• [EXERCISE BRIEF]: Review the listing and copy each line that holds the word "Чистка".

-- start RECORDS FOR THIS TASK --

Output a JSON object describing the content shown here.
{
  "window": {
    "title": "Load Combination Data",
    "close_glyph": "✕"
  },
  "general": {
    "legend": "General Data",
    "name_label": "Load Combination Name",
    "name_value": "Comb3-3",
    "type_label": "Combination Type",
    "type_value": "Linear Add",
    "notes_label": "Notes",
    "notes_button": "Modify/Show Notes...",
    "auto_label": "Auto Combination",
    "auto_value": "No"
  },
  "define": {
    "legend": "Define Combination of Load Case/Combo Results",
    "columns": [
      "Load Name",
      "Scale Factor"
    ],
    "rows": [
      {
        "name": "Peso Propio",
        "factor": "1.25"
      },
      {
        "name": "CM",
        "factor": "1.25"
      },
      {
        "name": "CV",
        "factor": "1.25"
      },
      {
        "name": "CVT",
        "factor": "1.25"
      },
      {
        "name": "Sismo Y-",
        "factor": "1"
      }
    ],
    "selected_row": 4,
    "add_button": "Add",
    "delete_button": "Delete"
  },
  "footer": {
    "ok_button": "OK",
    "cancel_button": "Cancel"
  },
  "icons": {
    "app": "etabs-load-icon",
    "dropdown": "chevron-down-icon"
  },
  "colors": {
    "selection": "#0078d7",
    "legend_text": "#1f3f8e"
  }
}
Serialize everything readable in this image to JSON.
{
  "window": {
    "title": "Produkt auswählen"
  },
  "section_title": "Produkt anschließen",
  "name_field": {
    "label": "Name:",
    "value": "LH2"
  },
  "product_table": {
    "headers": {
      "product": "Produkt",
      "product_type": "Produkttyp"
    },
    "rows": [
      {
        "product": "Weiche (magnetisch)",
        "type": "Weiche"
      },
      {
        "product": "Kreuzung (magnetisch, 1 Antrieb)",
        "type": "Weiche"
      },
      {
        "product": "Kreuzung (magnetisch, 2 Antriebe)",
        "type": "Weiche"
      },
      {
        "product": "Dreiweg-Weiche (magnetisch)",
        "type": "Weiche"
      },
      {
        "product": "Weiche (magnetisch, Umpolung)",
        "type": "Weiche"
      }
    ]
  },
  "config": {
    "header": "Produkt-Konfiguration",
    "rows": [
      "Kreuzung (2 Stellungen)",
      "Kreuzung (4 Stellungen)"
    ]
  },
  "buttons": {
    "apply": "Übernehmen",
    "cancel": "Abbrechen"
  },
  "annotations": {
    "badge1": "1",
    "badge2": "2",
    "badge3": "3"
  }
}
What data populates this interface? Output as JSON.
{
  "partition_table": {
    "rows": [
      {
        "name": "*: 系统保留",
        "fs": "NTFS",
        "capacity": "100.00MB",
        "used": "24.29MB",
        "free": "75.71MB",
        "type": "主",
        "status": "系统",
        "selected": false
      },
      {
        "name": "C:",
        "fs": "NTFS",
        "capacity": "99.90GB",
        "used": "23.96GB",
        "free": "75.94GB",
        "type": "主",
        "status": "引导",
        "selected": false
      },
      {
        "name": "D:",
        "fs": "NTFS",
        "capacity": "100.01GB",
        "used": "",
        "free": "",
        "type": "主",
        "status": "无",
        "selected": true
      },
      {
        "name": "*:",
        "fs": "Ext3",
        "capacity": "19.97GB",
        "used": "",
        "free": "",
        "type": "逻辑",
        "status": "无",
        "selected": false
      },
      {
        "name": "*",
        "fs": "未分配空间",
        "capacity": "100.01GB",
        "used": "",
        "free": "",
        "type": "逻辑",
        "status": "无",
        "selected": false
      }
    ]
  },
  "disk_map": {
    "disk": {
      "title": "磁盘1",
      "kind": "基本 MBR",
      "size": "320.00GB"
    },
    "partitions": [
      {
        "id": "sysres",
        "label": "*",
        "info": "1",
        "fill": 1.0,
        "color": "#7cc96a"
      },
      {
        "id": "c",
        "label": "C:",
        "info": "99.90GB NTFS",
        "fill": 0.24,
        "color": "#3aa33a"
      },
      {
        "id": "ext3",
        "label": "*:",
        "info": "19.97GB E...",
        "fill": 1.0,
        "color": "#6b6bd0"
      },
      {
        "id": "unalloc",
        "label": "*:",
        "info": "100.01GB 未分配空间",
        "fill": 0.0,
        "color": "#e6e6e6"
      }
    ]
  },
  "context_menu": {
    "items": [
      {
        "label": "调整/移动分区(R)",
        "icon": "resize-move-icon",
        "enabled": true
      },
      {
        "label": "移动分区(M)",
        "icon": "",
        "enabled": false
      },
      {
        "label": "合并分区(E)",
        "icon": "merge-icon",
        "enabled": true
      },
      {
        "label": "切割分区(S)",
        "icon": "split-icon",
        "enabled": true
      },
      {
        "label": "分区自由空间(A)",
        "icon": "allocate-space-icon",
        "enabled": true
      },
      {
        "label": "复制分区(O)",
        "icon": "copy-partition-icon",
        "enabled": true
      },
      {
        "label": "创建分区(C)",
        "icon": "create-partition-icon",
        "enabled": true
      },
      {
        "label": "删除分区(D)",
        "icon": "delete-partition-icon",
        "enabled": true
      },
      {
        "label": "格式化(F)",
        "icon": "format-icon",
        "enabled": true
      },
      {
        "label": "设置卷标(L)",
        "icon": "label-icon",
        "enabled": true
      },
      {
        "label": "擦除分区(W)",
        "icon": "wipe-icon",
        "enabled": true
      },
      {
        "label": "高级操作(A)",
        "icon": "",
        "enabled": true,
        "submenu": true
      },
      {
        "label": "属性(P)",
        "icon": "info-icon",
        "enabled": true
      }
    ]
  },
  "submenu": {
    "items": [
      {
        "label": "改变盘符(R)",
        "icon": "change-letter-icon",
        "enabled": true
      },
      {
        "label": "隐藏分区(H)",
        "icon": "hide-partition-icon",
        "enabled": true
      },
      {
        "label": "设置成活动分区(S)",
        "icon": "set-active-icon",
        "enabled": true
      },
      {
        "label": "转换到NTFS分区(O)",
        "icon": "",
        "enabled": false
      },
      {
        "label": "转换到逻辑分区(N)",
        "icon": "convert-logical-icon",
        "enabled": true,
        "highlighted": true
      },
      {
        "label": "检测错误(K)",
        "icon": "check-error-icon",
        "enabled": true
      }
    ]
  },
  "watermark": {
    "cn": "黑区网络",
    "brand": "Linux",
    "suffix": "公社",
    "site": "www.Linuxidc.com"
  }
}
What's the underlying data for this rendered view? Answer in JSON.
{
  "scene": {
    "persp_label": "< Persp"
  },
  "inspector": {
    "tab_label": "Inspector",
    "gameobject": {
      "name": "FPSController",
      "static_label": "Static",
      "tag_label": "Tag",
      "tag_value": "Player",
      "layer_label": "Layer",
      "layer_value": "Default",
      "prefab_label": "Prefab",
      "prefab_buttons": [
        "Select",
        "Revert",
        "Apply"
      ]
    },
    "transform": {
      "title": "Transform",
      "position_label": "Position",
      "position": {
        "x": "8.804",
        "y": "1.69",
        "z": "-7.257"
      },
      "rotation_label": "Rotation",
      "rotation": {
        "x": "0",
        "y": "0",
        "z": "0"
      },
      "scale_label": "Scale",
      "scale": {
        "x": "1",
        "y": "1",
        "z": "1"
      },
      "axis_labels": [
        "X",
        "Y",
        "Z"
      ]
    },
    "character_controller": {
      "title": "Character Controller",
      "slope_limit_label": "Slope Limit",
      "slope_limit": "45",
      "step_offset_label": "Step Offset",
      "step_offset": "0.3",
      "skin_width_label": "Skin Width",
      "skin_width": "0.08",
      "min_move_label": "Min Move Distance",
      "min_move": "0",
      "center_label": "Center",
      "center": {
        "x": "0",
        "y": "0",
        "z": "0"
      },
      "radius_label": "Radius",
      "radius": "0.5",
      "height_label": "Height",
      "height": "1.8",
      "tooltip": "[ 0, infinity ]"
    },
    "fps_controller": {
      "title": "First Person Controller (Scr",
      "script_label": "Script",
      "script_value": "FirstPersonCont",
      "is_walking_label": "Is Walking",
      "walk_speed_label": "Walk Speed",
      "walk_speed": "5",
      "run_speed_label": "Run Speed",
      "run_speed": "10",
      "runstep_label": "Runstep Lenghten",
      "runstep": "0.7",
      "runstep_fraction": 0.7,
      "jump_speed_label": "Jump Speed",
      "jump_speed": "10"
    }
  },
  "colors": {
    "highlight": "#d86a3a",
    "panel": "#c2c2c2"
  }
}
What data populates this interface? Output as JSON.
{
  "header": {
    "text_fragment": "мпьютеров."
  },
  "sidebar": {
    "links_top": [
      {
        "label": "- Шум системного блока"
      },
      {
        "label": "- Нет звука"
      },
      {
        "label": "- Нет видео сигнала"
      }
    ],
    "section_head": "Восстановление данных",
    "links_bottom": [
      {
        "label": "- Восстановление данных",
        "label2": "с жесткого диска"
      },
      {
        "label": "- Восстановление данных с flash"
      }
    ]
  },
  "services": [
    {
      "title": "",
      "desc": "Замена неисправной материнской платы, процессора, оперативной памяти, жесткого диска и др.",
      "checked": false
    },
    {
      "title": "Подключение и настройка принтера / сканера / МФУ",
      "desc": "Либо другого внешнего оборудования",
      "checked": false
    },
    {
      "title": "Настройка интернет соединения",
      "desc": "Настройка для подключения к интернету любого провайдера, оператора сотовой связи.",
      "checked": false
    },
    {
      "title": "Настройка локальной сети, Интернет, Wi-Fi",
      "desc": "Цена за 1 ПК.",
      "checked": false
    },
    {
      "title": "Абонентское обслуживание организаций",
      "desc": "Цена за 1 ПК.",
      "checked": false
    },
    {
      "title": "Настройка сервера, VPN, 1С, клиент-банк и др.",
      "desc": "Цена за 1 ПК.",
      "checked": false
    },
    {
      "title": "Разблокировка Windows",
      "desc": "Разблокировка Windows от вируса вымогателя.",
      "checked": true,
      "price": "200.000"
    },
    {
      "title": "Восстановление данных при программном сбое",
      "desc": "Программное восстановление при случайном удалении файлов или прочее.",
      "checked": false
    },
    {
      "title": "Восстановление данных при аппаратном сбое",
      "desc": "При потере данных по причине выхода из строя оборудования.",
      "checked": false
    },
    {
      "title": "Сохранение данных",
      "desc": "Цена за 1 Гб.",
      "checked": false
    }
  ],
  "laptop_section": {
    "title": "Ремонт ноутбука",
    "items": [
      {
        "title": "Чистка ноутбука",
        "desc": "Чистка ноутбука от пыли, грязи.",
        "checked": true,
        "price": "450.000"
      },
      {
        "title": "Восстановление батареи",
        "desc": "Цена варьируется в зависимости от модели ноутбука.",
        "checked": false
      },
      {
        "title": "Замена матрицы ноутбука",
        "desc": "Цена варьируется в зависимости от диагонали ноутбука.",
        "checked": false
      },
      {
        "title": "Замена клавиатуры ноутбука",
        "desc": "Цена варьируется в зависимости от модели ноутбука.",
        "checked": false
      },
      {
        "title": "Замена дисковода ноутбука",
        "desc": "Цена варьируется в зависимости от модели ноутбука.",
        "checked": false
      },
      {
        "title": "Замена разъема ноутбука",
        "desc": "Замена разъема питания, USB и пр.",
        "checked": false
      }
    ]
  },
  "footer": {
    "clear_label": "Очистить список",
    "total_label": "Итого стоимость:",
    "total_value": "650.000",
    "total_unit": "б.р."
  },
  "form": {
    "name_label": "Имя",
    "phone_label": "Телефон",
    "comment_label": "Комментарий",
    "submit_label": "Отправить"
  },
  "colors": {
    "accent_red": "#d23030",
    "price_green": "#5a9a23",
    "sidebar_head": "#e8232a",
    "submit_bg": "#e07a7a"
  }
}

-- end RECORDS FOR THIS TASK --

• [RESPONSE TO THIS EXERCISE]:
        "title": "Чистка ноутбука",
        "desc": "Чистка ноутбука от пыли, грязи.",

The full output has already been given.